Given task
Provide a single number: the count of lines containing the string "Desktop".

-------- Information shown --------

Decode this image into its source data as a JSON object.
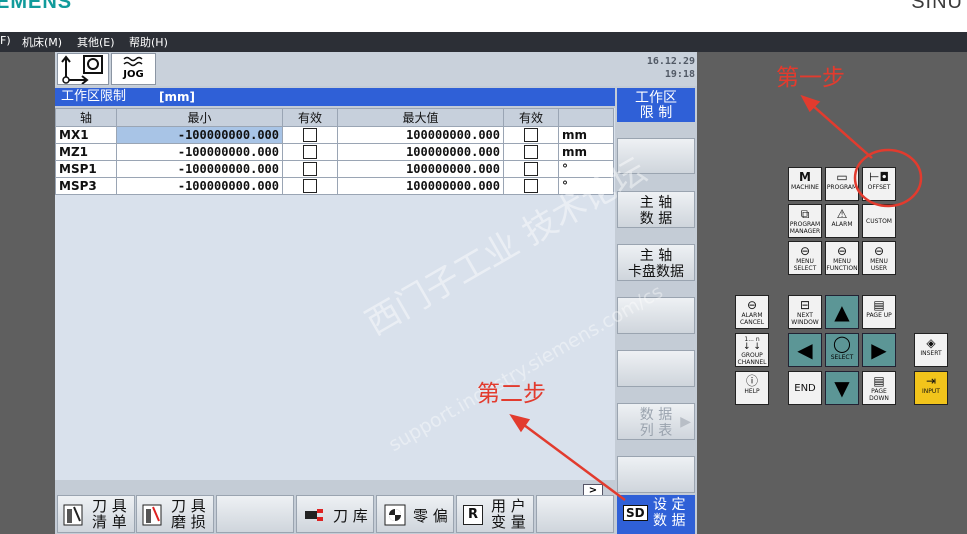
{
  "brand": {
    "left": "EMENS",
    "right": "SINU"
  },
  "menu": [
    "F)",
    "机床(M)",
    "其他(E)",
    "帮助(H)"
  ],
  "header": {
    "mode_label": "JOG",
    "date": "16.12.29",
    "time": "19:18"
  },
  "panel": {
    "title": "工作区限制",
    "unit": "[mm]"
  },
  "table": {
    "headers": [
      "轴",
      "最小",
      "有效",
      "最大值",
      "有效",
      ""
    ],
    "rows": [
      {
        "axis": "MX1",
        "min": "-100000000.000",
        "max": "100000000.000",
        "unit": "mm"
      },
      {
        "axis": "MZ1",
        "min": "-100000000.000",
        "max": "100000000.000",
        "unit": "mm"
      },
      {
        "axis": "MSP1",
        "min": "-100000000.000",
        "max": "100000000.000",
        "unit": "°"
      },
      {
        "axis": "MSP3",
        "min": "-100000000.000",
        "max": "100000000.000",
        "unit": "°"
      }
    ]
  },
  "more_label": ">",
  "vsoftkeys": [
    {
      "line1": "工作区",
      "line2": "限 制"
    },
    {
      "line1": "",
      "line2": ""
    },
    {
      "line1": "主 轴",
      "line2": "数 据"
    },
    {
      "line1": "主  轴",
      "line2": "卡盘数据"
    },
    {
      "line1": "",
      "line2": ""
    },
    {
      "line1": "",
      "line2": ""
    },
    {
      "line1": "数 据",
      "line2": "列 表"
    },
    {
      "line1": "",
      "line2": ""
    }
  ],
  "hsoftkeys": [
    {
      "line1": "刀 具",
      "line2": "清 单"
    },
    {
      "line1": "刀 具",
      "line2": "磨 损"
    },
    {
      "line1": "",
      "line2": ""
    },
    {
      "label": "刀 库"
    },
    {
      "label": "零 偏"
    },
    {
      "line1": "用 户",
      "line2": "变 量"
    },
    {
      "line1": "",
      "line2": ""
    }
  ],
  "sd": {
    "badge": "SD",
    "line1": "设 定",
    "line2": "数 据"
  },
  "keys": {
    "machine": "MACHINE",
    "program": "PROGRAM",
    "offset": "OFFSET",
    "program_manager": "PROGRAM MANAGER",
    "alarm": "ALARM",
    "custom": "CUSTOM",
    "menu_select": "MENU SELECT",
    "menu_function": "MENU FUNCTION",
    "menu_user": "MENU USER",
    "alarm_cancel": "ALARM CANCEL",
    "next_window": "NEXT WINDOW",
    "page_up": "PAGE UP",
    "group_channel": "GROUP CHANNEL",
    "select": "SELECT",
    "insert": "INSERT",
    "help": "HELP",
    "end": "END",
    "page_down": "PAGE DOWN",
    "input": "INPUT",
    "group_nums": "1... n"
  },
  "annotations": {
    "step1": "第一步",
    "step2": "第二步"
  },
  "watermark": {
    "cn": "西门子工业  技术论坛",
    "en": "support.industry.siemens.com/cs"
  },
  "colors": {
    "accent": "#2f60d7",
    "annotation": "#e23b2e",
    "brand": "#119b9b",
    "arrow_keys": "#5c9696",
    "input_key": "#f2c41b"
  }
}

--------
-------- Information shown --------

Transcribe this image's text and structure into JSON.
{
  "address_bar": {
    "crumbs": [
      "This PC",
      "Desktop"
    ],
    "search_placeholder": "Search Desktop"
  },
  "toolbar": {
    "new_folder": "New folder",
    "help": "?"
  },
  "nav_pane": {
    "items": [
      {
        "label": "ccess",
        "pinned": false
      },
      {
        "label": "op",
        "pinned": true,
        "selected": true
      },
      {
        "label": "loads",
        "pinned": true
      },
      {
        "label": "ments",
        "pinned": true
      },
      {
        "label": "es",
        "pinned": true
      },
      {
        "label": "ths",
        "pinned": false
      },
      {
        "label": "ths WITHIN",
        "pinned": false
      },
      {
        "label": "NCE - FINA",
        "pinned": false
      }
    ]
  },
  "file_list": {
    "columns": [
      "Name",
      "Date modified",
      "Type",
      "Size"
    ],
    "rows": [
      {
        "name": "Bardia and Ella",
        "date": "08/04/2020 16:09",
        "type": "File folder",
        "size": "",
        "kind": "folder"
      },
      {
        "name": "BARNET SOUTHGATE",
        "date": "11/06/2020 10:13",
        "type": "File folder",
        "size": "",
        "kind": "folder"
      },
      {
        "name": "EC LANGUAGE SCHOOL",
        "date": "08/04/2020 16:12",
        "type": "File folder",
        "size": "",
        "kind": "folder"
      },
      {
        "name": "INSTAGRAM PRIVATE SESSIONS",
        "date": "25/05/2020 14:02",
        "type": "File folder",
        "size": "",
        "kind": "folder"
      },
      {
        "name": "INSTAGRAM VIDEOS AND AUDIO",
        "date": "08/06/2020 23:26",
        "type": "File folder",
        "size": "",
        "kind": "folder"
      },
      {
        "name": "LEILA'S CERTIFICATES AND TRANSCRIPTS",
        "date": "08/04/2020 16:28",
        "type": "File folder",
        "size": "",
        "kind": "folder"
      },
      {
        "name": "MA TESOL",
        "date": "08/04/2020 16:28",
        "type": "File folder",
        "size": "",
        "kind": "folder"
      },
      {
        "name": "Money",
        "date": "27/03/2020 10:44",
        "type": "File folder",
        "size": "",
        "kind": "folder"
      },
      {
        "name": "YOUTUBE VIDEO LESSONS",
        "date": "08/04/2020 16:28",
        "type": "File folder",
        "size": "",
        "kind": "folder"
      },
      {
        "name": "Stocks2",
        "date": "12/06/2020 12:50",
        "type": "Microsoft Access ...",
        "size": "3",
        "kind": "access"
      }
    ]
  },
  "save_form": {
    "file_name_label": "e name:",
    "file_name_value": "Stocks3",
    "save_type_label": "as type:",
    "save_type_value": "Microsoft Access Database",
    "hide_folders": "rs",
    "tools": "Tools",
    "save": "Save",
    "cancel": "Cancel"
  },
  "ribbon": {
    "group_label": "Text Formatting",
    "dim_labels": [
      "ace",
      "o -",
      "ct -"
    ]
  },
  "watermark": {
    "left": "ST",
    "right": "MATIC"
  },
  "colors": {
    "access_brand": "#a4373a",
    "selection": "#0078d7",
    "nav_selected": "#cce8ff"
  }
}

--------

Solution to this problem
2